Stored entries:
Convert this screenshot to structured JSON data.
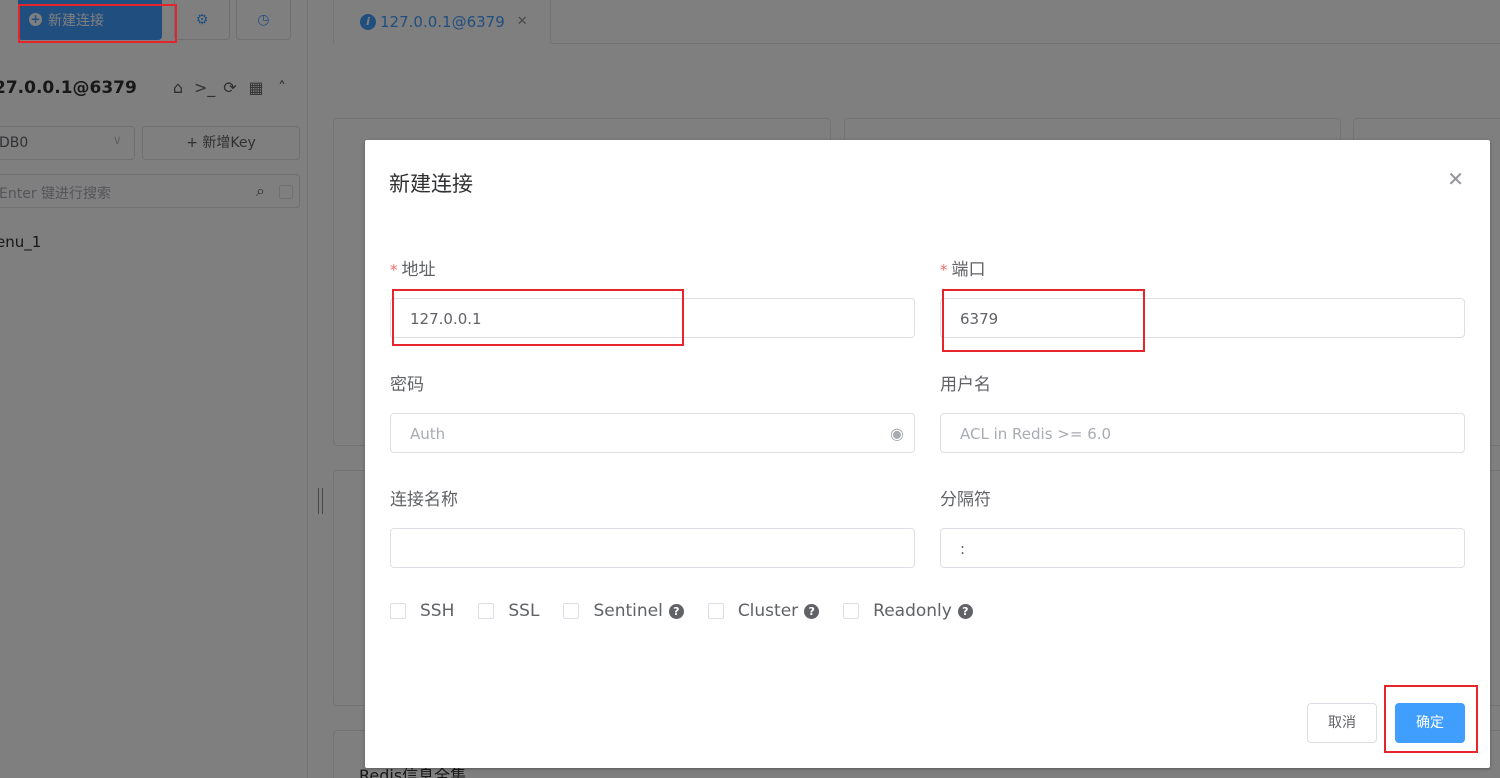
{
  "sidebar": {
    "new_connection_label": "新建连接",
    "connection_title": "27.0.0.1@6379",
    "db_select_value": "DB0",
    "add_key_label": "+ 新增Key",
    "search_placeholder": "Enter 键进行搜索",
    "key_items": [
      "enu_1"
    ]
  },
  "tabs": [
    {
      "label": "127.0.0.1@6379"
    }
  ],
  "background": {
    "card_title_partial": "Redis信息全集"
  },
  "dialog": {
    "title": "新建连接",
    "fields": {
      "address": {
        "label": "地址",
        "value": "127.0.0.1",
        "required": true
      },
      "port": {
        "label": "端口",
        "value": "6379",
        "required": true
      },
      "password": {
        "label": "密码",
        "placeholder": "Auth"
      },
      "username": {
        "label": "用户名",
        "placeholder": "ACL in Redis >= 6.0"
      },
      "conn_name": {
        "label": "连接名称",
        "value": ""
      },
      "separator": {
        "label": "分隔符",
        "value": ":"
      }
    },
    "checkboxes": [
      {
        "label": "SSH",
        "checked": false,
        "help": false
      },
      {
        "label": "SSL",
        "checked": false,
        "help": false
      },
      {
        "label": "Sentinel",
        "checked": false,
        "help": true
      },
      {
        "label": "Cluster",
        "checked": false,
        "help": true
      },
      {
        "label": "Readonly",
        "checked": false,
        "help": true
      }
    ],
    "cancel_label": "取消",
    "ok_label": "确定"
  },
  "colors": {
    "primary": "#409eff",
    "highlight": "#e4252b",
    "required": "#f56c6c"
  }
}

Your objective =>
Transcribe the listing above verbatim. Omit the pictures.

Right answer =>
Convert this screenshot to structured JSON data.
{
  "sidebar": {
    "new_connection_label": "新建连接",
    "connection_title": "27.0.0.1@6379",
    "db_select_value": "DB0",
    "add_key_label": "+ 新增Key",
    "search_placeholder": "Enter 键进行搜索",
    "key_items": [
      "enu_1"
    ]
  },
  "tabs": [
    {
      "label": "127.0.0.1@6379"
    }
  ],
  "background": {
    "card_title_partial": "Redis信息全集"
  },
  "dialog": {
    "title": "新建连接",
    "fields": {
      "address": {
        "label": "地址",
        "value": "127.0.0.1",
        "required": true
      },
      "port": {
        "label": "端口",
        "value": "6379",
        "required": true
      },
      "password": {
        "label": "密码",
        "placeholder": "Auth"
      },
      "username": {
        "label": "用户名",
        "placeholder": "ACL in Redis >= 6.0"
      },
      "conn_name": {
        "label": "连接名称",
        "value": ""
      },
      "separator": {
        "label": "分隔符",
        "value": ":"
      }
    },
    "checkboxes": [
      {
        "label": "SSH",
        "checked": false,
        "help": false
      },
      {
        "label": "SSL",
        "checked": false,
        "help": false
      },
      {
        "label": "Sentinel",
        "checked": false,
        "help": true
      },
      {
        "label": "Cluster",
        "checked": false,
        "help": true
      },
      {
        "label": "Readonly",
        "checked": false,
        "help": true
      }
    ],
    "cancel_label": "取消",
    "ok_label": "确定"
  },
  "colors": {
    "primary": "#409eff",
    "highlight": "#e4252b",
    "required": "#f56c6c"
  }
}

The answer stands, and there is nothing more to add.